[WRITTEN INSTRUCTION] Render every entry verbatim.

[RAW DATA]
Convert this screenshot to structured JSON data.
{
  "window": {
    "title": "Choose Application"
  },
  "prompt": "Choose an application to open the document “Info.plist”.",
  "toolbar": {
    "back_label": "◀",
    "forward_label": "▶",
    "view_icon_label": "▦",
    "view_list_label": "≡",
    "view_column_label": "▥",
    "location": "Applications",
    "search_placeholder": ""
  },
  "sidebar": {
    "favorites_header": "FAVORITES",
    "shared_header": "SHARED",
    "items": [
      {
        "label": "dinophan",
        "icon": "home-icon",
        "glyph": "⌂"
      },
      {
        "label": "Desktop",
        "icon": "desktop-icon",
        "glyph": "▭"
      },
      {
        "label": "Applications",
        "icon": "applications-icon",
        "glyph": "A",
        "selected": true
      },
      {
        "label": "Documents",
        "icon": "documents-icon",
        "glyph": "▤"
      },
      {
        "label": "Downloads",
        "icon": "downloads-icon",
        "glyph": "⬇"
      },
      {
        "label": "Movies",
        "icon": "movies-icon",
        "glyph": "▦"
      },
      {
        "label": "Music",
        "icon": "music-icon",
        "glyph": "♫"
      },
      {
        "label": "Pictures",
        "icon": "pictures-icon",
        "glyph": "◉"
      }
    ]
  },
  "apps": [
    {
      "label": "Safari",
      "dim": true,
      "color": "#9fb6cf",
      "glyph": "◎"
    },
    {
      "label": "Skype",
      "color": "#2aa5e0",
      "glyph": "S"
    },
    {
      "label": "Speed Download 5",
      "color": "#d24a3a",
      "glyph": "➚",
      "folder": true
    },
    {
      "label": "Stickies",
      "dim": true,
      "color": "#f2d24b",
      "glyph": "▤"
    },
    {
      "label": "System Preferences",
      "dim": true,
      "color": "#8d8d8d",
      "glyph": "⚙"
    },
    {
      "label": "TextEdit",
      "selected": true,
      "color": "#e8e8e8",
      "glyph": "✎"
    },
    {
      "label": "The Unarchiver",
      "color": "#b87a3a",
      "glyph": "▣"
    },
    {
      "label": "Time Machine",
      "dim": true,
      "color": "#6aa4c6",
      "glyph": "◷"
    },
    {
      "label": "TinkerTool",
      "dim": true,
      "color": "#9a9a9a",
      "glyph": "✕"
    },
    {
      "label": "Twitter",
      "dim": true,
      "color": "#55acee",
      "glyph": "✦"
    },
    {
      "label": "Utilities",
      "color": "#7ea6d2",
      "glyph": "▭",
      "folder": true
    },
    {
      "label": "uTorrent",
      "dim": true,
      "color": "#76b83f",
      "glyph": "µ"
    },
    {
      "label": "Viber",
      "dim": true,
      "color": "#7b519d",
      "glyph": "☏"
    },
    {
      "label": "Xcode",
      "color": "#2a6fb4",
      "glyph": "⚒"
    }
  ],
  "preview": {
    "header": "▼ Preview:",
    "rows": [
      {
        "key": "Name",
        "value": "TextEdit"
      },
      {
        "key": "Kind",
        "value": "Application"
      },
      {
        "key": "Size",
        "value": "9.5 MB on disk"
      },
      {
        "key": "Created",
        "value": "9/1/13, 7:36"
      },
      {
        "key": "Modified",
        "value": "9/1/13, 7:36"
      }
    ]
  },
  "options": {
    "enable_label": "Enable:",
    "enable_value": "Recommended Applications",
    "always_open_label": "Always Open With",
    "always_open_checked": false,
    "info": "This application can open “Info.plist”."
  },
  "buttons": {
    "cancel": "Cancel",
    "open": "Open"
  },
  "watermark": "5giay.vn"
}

[FULL ANSWER]
Convert this screenshot to structured JSON data.
{
  "window": {
    "title": "Choose Application"
  },
  "prompt": "Choose an application to open the document “Info.plist”.",
  "toolbar": {
    "back_label": "◀",
    "forward_label": "▶",
    "view_icon_label": "▦",
    "view_list_label": "≡",
    "view_column_label": "▥",
    "location": "Applications",
    "search_placeholder": ""
  },
  "sidebar": {
    "favorites_header": "FAVORITES",
    "shared_header": "SHARED",
    "items": [
      {
        "label": "dinophan",
        "icon": "home-icon",
        "glyph": "⌂"
      },
      {
        "label": "Desktop",
        "icon": "desktop-icon",
        "glyph": "▭"
      },
      {
        "label": "Applications",
        "icon": "applications-icon",
        "glyph": "A",
        "selected": true
      },
      {
        "label": "Documents",
        "icon": "documents-icon",
        "glyph": "▤"
      },
      {
        "label": "Downloads",
        "icon": "downloads-icon",
        "glyph": "⬇"
      },
      {
        "label": "Movies",
        "icon": "movies-icon",
        "glyph": "▦"
      },
      {
        "label": "Music",
        "icon": "music-icon",
        "glyph": "♫"
      },
      {
        "label": "Pictures",
        "icon": "pictures-icon",
        "glyph": "◉"
      }
    ]
  },
  "apps": [
    {
      "label": "Safari",
      "dim": true,
      "color": "#9fb6cf",
      "glyph": "◎"
    },
    {
      "label": "Skype",
      "color": "#2aa5e0",
      "glyph": "S"
    },
    {
      "label": "Speed Download 5",
      "color": "#d24a3a",
      "glyph": "➚",
      "folder": true
    },
    {
      "label": "Stickies",
      "dim": true,
      "color": "#f2d24b",
      "glyph": "▤"
    },
    {
      "label": "System Preferences",
      "dim": true,
      "color": "#8d8d8d",
      "glyph": "⚙"
    },
    {
      "label": "TextEdit",
      "selected": true,
      "color": "#e8e8e8",
      "glyph": "✎"
    },
    {
      "label": "The Unarchiver",
      "color": "#b87a3a",
      "glyph": "▣"
    },
    {
      "label": "Time Machine",
      "dim": true,
      "color": "#6aa4c6",
      "glyph": "◷"
    },
    {
      "label": "TinkerTool",
      "dim": true,
      "color": "#9a9a9a",
      "glyph": "✕"
    },
    {
      "label": "Twitter",
      "dim": true,
      "color": "#55acee",
      "glyph": "✦"
    },
    {
      "label": "Utilities",
      "color": "#7ea6d2",
      "glyph": "▭",
      "folder": true
    },
    {
      "label": "uTorrent",
      "dim": true,
      "color": "#76b83f",
      "glyph": "µ"
    },
    {
      "label": "Viber",
      "dim": true,
      "color": "#7b519d",
      "glyph": "☏"
    },
    {
      "label": "Xcode",
      "color": "#2a6fb4",
      "glyph": "⚒"
    }
  ],
  "preview": {
    "header": "▼ Preview:",
    "rows": [
      {
        "key": "Name",
        "value": "TextEdit"
      },
      {
        "key": "Kind",
        "value": "Application"
      },
      {
        "key": "Size",
        "value": "9.5 MB on disk"
      },
      {
        "key": "Created",
        "value": "9/1/13, 7:36"
      },
      {
        "key": "Modified",
        "value": "9/1/13, 7:36"
      }
    ]
  },
  "options": {
    "enable_label": "Enable:",
    "enable_value": "Recommended Applications",
    "always_open_label": "Always Open With",
    "always_open_checked": false,
    "info": "This application can open “Info.plist”."
  },
  "buttons": {
    "cancel": "Cancel",
    "open": "Open"
  },
  "watermark": "5giay.vn"
}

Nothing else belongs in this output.